**** TRECHO FORNECIDO
O outro, o deputado federal Paulo Delgado, de Minas, encontra-se marginalizado no PT há muitos anos, por ter uma postura independente no diretório nacional. Todos situam nos anos 90 o início da derrocada petista, sendo que Benjamin e Venceslau marcam esse período como sendo o "ovo da serpente", no qual teria sido gestado esse projeto de poder que acabou desaguando nas práticas de corrupção, aprofundadas quando o partido chegou ao governo federal.

Fundador do PT e coordenador da campanha de Lula a presidente em 1989, o cientista político César Benjamin foi entrevistado pelo programa Canal Livre da TV Bandeirantes e garantiu que "o que está aparecendo agora não é fruto de uma atitude individual intempestiva de alguns. É uma prática sistêmica que tem pelo menos 15 anos no âmbito do PT, da CUT e da esquerda em geral. Nesse ponto, a responsabilidade do presidente Lula e do ex-ministro José Dirceu é enorme".

Segundo ele, o que está aparecendo agora "é o desdobramento de uma série de práticas que começaram na gestão do FAT (Fundo de Amparo ao Trabalhador) no fim dos anos 90, quando o senhor Delúbio Soares foi nomeado representante da CUT na gestão do FAT. Isso se desdobra na campanha de 94". Esse tipo de prática, segundo César Benjamin, deu "ao grupo do Lula" uma arma nova na luta interna da esquerda. "Esse esquema pessoal do Lula começou a gerenciar quantidades crescentes de recursos, e isso foi um fator decisivo para que o grupo político do Lula pudesse obter a hegemonia dentro do PT e da CUT", garantiu Benjamin.

Ele participou também da coordenação da campanha de 1994, onde houve o que classifica de "a gota d'água": o levantamento de recursos paralelos "sem que isso tivesse sido discutido na direção. Só o grupo de amigos do Lula participava desse tipo de decisão". César Benjamin diz que propôs abrir ao público o sistema de financiamento "e o próprio Lula foi quem me falou que não faríamos isso, sem explicar por quê. Depois ficou claro que havia um financiamento via bancos, empreiteiros, que nunca havia sido discutido na direção do partido".

Benjamin identifica "as impressões digitais desse esquema em Santo André, no caso Celso Daniel" e garante: "Estamos diante de um grupo que estava montando dentro do governo Lula o que talvez pudesse vir a ser o maior esquema de corrupção já conhecido".
********
▸ EXERCÍCIO PROPOSTO A: Copie sem nenhuma alteração a parte das entradas que vai do início até a linha que contém "The member 26 is at (718, 206).", incluindo essa linha.
**** MATERIAL APRESENTADO
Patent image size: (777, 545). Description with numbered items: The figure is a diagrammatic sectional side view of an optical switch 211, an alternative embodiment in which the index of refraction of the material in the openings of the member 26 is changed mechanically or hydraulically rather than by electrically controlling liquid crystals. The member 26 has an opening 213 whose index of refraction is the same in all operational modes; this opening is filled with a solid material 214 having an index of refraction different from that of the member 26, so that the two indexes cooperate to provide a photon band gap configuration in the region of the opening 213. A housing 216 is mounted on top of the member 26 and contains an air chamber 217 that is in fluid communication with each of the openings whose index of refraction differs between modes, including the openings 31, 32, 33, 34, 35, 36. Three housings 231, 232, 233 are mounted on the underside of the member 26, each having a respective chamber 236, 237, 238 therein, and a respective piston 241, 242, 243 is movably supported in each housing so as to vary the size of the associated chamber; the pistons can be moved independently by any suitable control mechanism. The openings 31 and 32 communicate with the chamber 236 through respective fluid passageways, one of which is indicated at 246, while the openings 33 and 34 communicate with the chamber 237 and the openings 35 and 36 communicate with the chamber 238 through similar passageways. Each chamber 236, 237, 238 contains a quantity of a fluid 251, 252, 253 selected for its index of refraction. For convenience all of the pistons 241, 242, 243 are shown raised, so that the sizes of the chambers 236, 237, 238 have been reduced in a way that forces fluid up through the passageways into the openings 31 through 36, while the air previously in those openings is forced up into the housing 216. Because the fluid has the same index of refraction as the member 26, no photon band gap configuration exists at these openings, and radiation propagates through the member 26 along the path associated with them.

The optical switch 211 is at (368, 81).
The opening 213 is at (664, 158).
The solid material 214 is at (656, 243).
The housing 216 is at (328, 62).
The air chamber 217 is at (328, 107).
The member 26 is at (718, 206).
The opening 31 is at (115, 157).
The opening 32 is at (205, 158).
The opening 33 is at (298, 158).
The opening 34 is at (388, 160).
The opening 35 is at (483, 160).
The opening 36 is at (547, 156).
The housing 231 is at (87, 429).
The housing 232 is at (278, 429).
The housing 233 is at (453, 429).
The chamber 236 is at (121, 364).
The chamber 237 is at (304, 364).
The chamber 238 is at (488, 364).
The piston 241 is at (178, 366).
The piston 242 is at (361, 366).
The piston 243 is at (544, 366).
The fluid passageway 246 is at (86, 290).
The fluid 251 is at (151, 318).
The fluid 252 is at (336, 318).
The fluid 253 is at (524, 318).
********
▸ EXERCÍCIO PROPOSTO B: Transcreva fielmente a parte do trecho sobre o PT que começa nas palavras "O outro, o deputado" e termina em "ao governo federal.".

▸ RESPOSTA ESCRITA A:
Patent image size: (777, 545). Description with numbered items: The figure is a diagrammatic sectional side view of an optical switch 211, an alternative embodiment in which the index of refraction of the material in the openings of the member 26 is changed mechanically or hydraulically rather than by electrically controlling liquid crystals. The member 26 has an opening 213 whose index of refraction is the same in all operational modes; this opening is filled with a solid material 214 having an index of refraction different from that of the member 26, so that the two indexes cooperate to provide a photon band gap configuration in the region of the opening 213. A housing 216 is mounted on top of the member 26 and contains an air chamber 217 that is in fluid communication with each of the openings whose index of refraction differs between modes, including the openings 31, 32, 33, 34, 35, 36. Three housings 231, 232, 233 are mounted on the underside of the member 26, each having a respective chamber 236, 237, 238 therein, and a respective piston 241, 242, 243 is movably supported in each housing so as to vary the size of the associated chamber; the pistons can be moved independently by any suitable control mechanism. The openings 31 and 32 communicate with the chamber 236 through respective fluid passageways, one of which is indicated at 246, while the openings 33 and 34 communicate with the chamber 237 and the openings 35 and 36 communicate with the chamber 238 through similar passageways. Each chamber 236, 237, 238 contains a quantity of a fluid 251, 252, 253 selected for its index of refraction. For convenience all of the pistons 241, 242, 243 are shown raised, so that the sizes of the chambers 236, 237, 238 have been reduced in a way that forces fluid up through the passageways into the openings 31 through 36, while the air previously in those openings is forced up into the housing 216. Because the fluid has the same index of refraction as the member 26, no photon band gap configuration exists at these openings, and radiation propagates through the member 26 along the path associated with them.

The optical switch 211 is at (368, 81).
The opening 213 is at (664, 158).
The solid material 214 is at (656, 243).
The housing 216 is at (328, 62).
The air chamber 217 is at (328, 107).
The member 26 is at (718, 206).

▸ RESPOSTA ESCRITA B:
O outro, o deputado federal Paulo Delgado, de Minas, encontra-se marginalizado no PT há muitos anos, por ter uma postura independente no diretório nacional. Todos situam nos anos 90 o início da derrocada petista, sendo que Benjamin e Venceslau marcam esse período como sendo o "ovo da serpente", no qual teria sido gestado esse projeto de poder que acabou desaguando nas práticas de corrupção, aprofundadas quando o partido chegou ao governo federal.